* start Source material *

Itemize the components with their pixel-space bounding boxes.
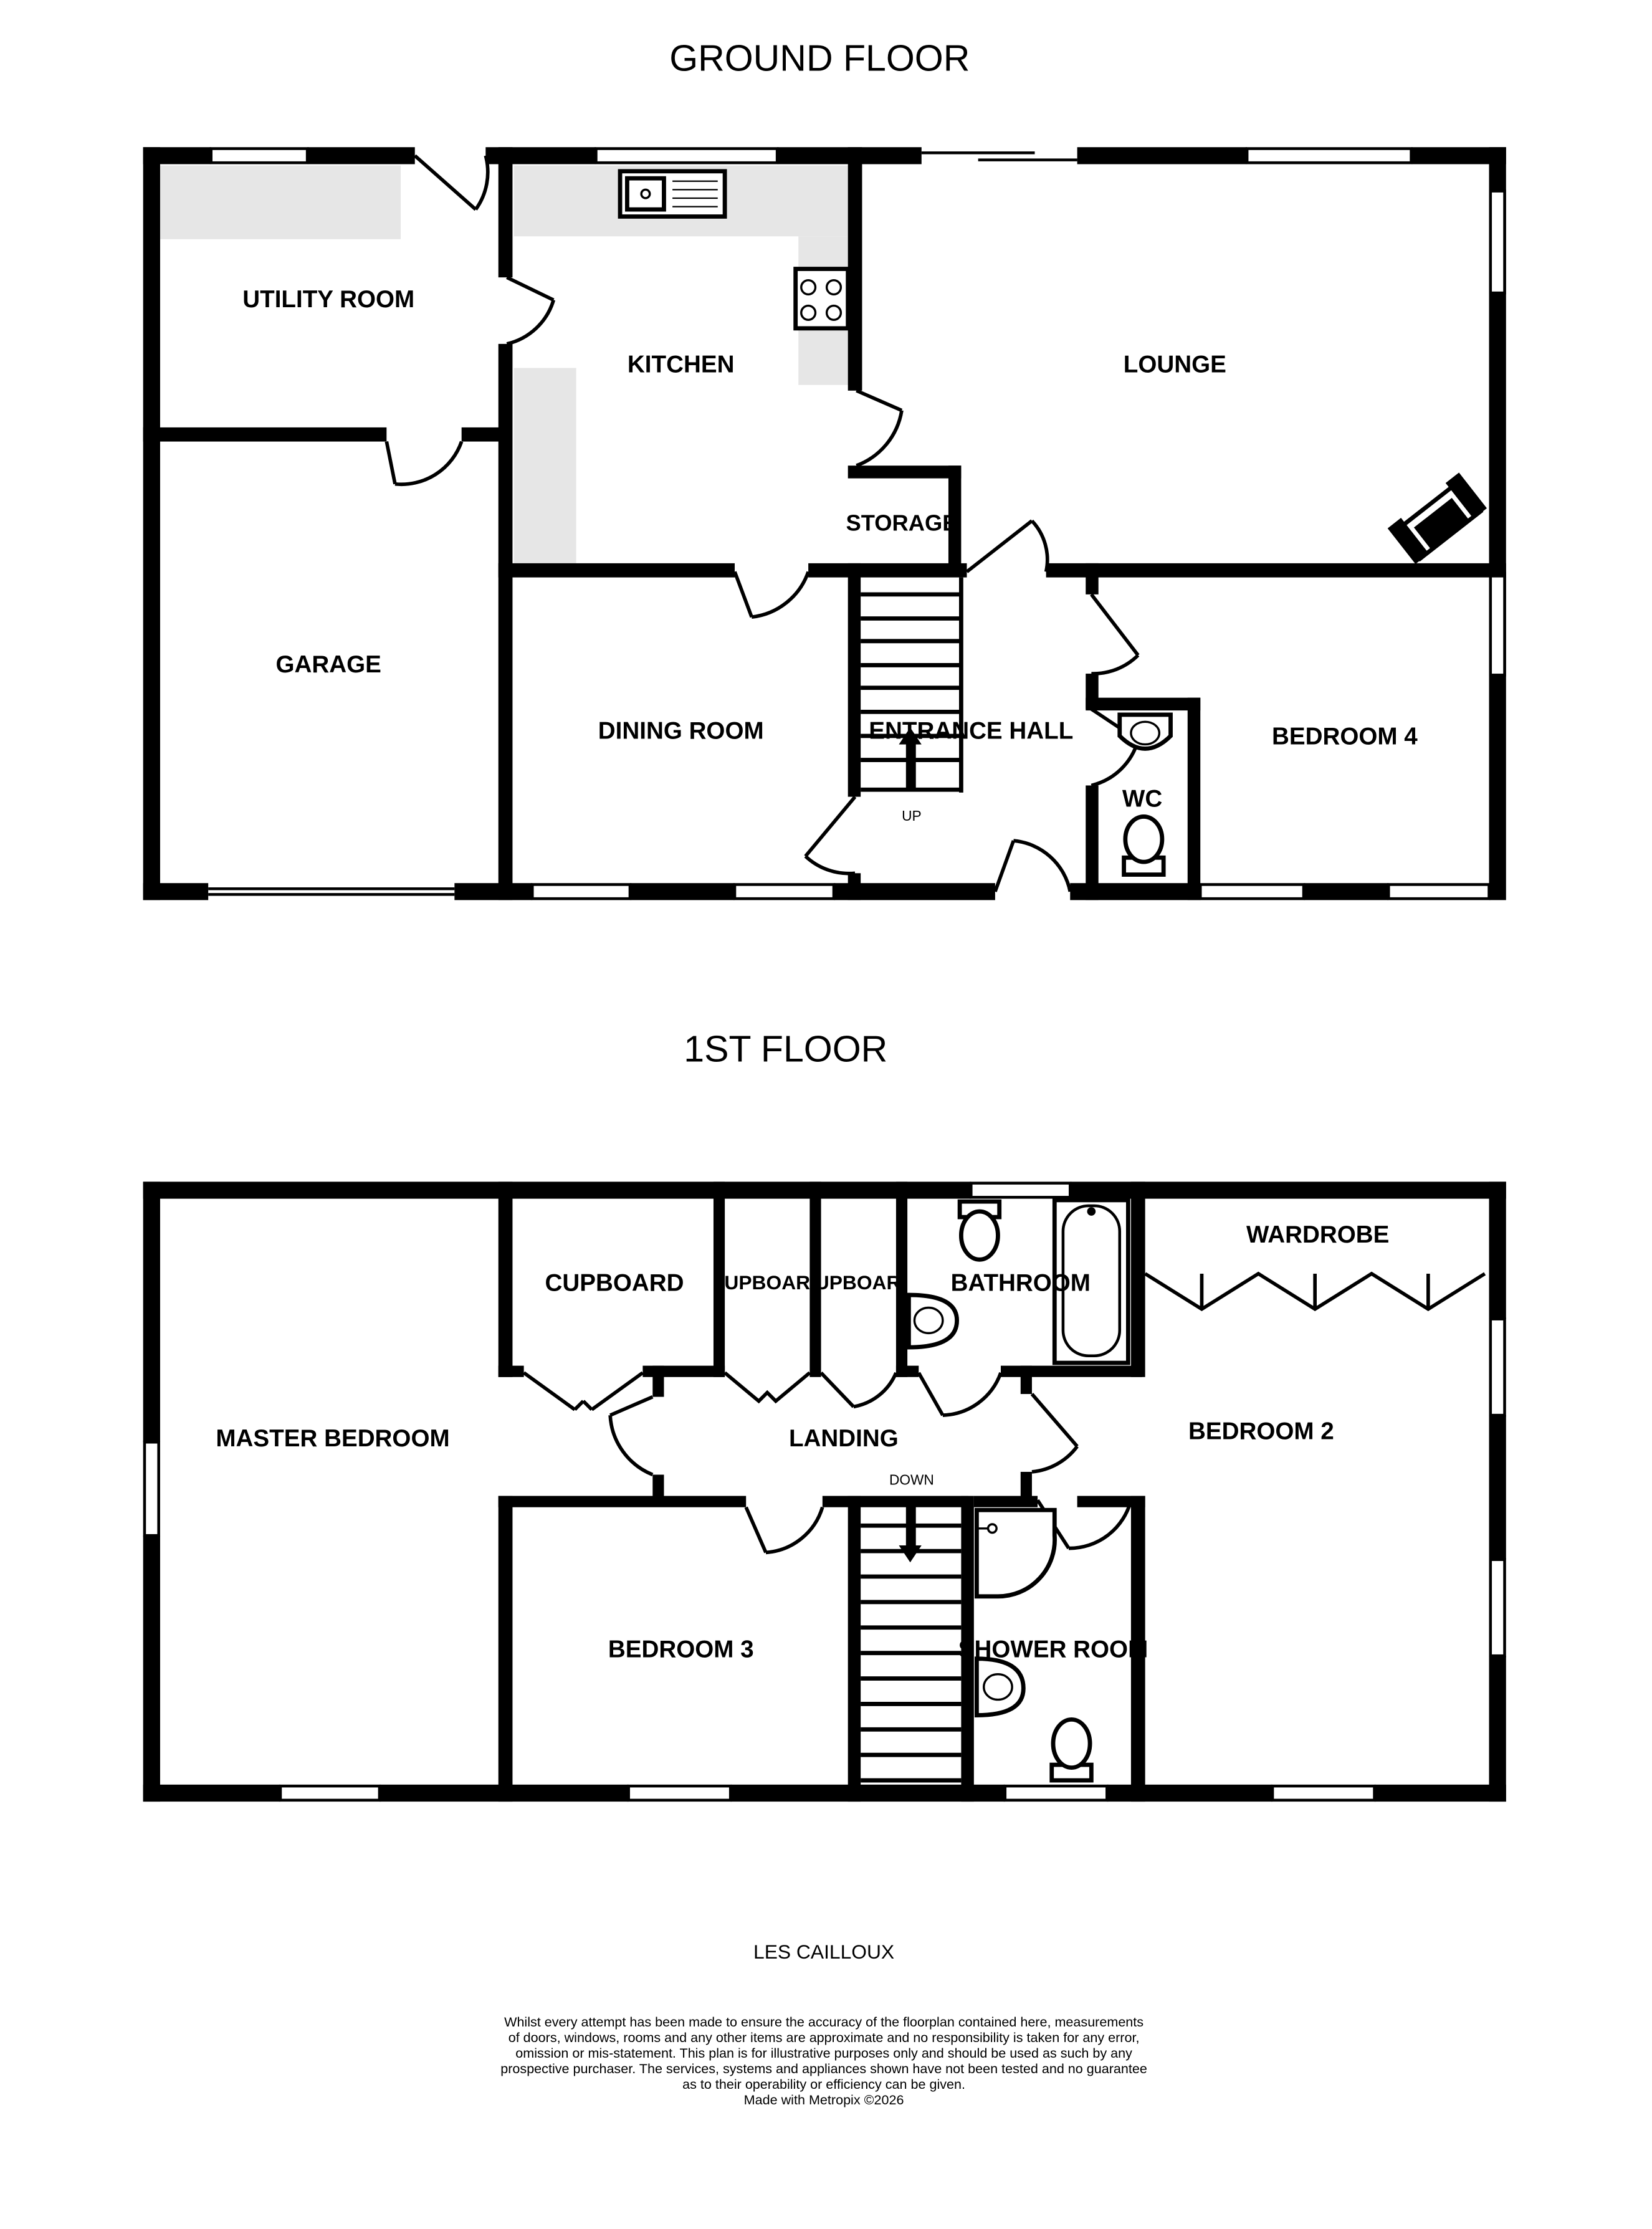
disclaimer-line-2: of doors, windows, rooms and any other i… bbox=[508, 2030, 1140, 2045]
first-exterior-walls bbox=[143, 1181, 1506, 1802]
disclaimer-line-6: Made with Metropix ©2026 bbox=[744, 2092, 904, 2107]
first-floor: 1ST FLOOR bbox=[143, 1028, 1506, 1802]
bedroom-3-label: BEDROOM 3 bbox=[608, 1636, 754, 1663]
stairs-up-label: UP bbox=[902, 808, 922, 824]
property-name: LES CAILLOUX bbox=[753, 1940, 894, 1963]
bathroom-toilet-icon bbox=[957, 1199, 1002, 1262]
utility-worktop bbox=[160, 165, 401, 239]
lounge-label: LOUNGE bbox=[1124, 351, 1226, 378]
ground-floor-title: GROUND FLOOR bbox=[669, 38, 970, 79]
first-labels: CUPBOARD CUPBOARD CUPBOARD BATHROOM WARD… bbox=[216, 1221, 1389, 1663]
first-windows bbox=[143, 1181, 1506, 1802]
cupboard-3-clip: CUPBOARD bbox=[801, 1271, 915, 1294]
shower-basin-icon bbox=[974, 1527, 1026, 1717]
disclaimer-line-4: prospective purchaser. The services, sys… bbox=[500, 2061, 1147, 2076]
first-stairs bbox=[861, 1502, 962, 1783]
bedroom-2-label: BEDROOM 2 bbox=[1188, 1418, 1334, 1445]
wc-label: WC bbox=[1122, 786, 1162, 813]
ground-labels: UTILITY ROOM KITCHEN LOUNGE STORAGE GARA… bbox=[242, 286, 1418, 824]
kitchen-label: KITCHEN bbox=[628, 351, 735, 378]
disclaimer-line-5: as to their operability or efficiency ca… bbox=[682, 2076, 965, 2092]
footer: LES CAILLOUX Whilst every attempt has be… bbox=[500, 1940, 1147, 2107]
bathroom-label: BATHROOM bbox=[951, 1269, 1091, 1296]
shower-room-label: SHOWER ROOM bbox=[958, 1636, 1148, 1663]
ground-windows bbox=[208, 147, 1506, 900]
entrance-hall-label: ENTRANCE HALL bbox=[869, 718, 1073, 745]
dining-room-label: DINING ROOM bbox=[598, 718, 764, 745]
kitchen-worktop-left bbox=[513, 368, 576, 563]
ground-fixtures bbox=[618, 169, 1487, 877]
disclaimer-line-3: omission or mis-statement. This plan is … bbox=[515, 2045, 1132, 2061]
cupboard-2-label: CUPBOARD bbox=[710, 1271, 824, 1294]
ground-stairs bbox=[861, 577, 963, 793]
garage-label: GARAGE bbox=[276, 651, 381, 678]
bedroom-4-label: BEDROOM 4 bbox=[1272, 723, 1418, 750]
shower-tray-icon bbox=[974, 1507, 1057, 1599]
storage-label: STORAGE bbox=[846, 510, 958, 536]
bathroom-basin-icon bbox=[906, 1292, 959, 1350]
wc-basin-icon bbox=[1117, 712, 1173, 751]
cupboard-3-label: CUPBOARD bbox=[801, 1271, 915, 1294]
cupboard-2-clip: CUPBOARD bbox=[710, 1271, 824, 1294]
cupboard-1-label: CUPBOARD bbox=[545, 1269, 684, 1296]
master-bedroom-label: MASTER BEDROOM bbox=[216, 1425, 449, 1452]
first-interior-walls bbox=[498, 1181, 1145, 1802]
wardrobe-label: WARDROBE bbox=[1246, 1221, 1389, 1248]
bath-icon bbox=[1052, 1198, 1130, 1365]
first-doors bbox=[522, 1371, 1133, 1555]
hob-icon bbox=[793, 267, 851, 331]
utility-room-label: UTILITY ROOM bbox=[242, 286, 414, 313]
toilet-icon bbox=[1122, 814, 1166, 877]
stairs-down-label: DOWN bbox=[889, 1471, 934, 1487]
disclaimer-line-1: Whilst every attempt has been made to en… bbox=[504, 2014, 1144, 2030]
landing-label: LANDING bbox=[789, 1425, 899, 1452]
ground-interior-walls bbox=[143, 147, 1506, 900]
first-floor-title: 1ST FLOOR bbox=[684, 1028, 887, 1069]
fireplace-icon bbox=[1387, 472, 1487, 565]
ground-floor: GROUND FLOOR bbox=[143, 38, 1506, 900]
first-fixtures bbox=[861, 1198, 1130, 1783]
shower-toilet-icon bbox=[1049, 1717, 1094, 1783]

* end Source material *

Reproduce the material above with every instance of "bbox" replaced by "box" and nothing else changed. Omit the pictures.

▶ Right answer
Itemize the components with their pixel-space bounding boxes.
disclaimer-line-2: of doors, windows, rooms and any other i… box=[508, 2030, 1140, 2045]
first-exterior-walls box=[143, 1181, 1506, 1802]
disclaimer-line-6: Made with Metropix ©2026 box=[744, 2092, 904, 2107]
first-floor: 1ST FLOOR box=[143, 1028, 1506, 1802]
bedroom-3-label: BEDROOM 3 box=[608, 1636, 754, 1663]
stairs-up-label: UP box=[902, 808, 922, 824]
property-name: LES CAILLOUX box=[753, 1940, 894, 1963]
bathroom-toilet-icon box=[957, 1199, 1002, 1262]
utility-worktop box=[160, 165, 401, 239]
lounge-label: LOUNGE box=[1124, 351, 1226, 378]
ground-floor-title: GROUND FLOOR box=[669, 38, 970, 79]
first-labels: CUPBOARD CUPBOARD CUPBOARD BATHROOM WARD… box=[216, 1221, 1389, 1663]
first-windows box=[143, 1181, 1506, 1802]
cupboard-3-clip: CUPBOARD box=[801, 1271, 915, 1294]
shower-basin-icon box=[974, 1527, 1026, 1717]
disclaimer-line-4: prospective purchaser. The services, sys… box=[500, 2061, 1147, 2076]
first-stairs box=[861, 1502, 962, 1783]
bedroom-2-label: BEDROOM 2 box=[1188, 1418, 1334, 1445]
wc-label: WC box=[1122, 786, 1162, 813]
ground-labels: UTILITY ROOM KITCHEN LOUNGE STORAGE GARA… box=[242, 286, 1418, 824]
kitchen-label: KITCHEN box=[628, 351, 735, 378]
disclaimer-line-5: as to their operability or efficiency ca… box=[682, 2076, 965, 2092]
footer: LES CAILLOUX Whilst every attempt has be… box=[500, 1940, 1147, 2107]
bathroom-label: BATHROOM box=[951, 1269, 1091, 1296]
shower-room-label: SHOWER ROOM box=[958, 1636, 1148, 1663]
ground-windows box=[208, 147, 1506, 900]
entrance-hall-label: ENTRANCE HALL box=[869, 718, 1073, 745]
dining-room-label: DINING ROOM box=[598, 718, 764, 745]
kitchen-worktop-left box=[513, 368, 576, 563]
ground-fixtures box=[618, 169, 1487, 877]
disclaimer-line-3: omission or mis-statement. This plan is … box=[515, 2045, 1132, 2061]
cupboard-2-label: CUPBOARD box=[710, 1271, 824, 1294]
ground-stairs box=[861, 577, 963, 793]
garage-label: GARAGE box=[276, 651, 381, 678]
bedroom-4-label: BEDROOM 4 box=[1272, 723, 1418, 750]
shower-tray-icon box=[974, 1507, 1057, 1599]
storage-label: STORAGE box=[846, 510, 958, 536]
bathroom-basin-icon box=[906, 1292, 959, 1350]
wc-basin-icon box=[1117, 712, 1173, 751]
cupboard-3-label: CUPBOARD box=[801, 1271, 915, 1294]
cupboard-2-clip: CUPBOARD box=[710, 1271, 824, 1294]
cupboard-1-label: CUPBOARD box=[545, 1269, 684, 1296]
master-bedroom-label: MASTER BEDROOM box=[216, 1425, 449, 1452]
first-interior-walls box=[498, 1181, 1145, 1802]
wardrobe-label: WARDROBE box=[1246, 1221, 1389, 1248]
bath-icon box=[1052, 1198, 1130, 1365]
first-doors box=[522, 1371, 1133, 1555]
hob-icon box=[793, 267, 851, 331]
utility-room-label: UTILITY ROOM box=[242, 286, 414, 313]
toilet-icon box=[1122, 814, 1166, 877]
stairs-down-label: DOWN box=[889, 1471, 934, 1487]
disclaimer-line-1: Whilst every attempt has been made to en… box=[504, 2014, 1144, 2030]
landing-label: LANDING box=[789, 1425, 899, 1452]
ground-interior-walls box=[143, 147, 1506, 900]
first-floor-title: 1ST FLOOR box=[684, 1028, 887, 1069]
fireplace-icon box=[1387, 472, 1487, 565]
ground-floor: GROUND FLOOR box=[143, 38, 1506, 900]
first-fixtures box=[861, 1198, 1130, 1783]
shower-toilet-icon box=[1049, 1717, 1094, 1783]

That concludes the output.